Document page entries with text
== == ==

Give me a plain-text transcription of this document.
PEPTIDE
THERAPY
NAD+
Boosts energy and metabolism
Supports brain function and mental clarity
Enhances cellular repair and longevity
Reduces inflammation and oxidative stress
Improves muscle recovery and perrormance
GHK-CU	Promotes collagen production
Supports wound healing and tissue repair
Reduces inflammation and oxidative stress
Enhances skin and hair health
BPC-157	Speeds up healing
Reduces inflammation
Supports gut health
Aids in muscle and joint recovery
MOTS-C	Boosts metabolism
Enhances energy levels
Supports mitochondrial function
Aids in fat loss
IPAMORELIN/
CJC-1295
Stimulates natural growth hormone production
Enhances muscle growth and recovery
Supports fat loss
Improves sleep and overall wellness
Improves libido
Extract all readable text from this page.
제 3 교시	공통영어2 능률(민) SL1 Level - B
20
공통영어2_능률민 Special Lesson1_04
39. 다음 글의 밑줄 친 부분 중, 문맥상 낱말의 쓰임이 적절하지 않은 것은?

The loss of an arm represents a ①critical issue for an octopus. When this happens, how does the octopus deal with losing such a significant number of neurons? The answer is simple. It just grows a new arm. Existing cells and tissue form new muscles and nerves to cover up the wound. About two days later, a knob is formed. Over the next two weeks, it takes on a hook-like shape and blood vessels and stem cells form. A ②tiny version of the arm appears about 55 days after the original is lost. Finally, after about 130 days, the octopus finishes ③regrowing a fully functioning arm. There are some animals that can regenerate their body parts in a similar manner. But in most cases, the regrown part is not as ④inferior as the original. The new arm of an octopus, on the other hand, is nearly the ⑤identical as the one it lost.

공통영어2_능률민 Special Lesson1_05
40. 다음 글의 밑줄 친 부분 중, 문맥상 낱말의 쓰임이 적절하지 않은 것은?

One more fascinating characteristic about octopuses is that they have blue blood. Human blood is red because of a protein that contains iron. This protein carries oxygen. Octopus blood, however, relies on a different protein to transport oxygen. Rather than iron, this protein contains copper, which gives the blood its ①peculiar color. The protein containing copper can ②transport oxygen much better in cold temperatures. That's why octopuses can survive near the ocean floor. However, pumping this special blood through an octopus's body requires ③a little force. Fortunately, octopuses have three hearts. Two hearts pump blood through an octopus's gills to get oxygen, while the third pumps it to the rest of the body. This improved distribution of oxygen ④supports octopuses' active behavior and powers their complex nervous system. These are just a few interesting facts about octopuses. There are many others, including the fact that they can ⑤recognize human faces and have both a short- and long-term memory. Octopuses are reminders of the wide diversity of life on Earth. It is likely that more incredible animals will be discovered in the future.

== == ==

Once more, write out all of the entries above exactly.

Give me a plain-text transcription of this document.
PEPTIDE
THERAPY
NAD+
Boosts energy and metabolism
Supports brain function and mental clarity
Enhances cellular repair and longevity
Reduces inflammation and oxidative stress
Improves muscle recovery and perrormance
GHK-CU	Promotes collagen production
Supports wound healing and tissue repair
Reduces inflammation and oxidative stress
Enhances skin and hair health
BPC-157	Speeds up healing
Reduces inflammation
Supports gut health
Aids in muscle and joint recovery
MOTS-C	Boosts metabolism
Enhances energy levels
Supports mitochondrial function
Aids in fat loss
IPAMORELIN/
CJC-1295
Stimulates natural growth hormone production
Enhances muscle growth and recovery
Supports fat loss
Improves sleep and overall wellness
Improves libido
Extract all readable text from this page.
제 3 교시	공통영어2 능률(민) SL1 Level - B
20
공통영어2_능률민 Special Lesson1_04
39. 다음 글의 밑줄 친 부분 중, 문맥상 낱말의 쓰임이 적절하지 않은 것은?

The loss of an arm represents a ①critical issue for an octopus. When this happens, how does the octopus deal with losing such a significant number of neurons? The answer is simple. It just grows a new arm. Existing cells and tissue form new muscles and nerves to cover up the wound. About two days later, a knob is formed. Over the next two weeks, it takes on a hook-like shape and blood vessels and stem cells form. A ②tiny version of the arm appears about 55 days after the original is lost. Finally, after about 130 days, the octopus finishes ③regrowing a fully functioning arm. There are some animals that can regenerate their body parts in a similar manner. But in most cases, the regrown part is not as ④inferior as the original. The new arm of an octopus, on the other hand, is nearly the ⑤identical as the one it lost.

공통영어2_능률민 Special Lesson1_05
40. 다음 글의 밑줄 친 부분 중, 문맥상 낱말의 쓰임이 적절하지 않은 것은?

One more fascinating characteristic about octopuses is that they have blue blood. Human blood is red because of a protein that contains iron. This protein carries oxygen. Octopus blood, however, relies on a different protein to transport oxygen. Rather than iron, this protein contains copper, which gives the blood its ①peculiar color. The protein containing copper can ②transport oxygen much better in cold temperatures. That's why octopuses can survive near the ocean floor. However, pumping this special blood through an octopus's body requires ③a little force. Fortunately, octopuses have three hearts. Two hearts pump blood through an octopus's gills to get oxygen, while the third pumps it to the rest of the body. This improved distribution of oxygen ④supports octopuses' active behavior and powers their complex nervous system. These are just a few interesting facts about octopuses. There are many others, including the fact that they can ⑤recognize human faces and have both a short- and long-term memory. Octopuses are reminders of the wide diversity of life on Earth. It is likely that more incredible animals will be discovered in the future.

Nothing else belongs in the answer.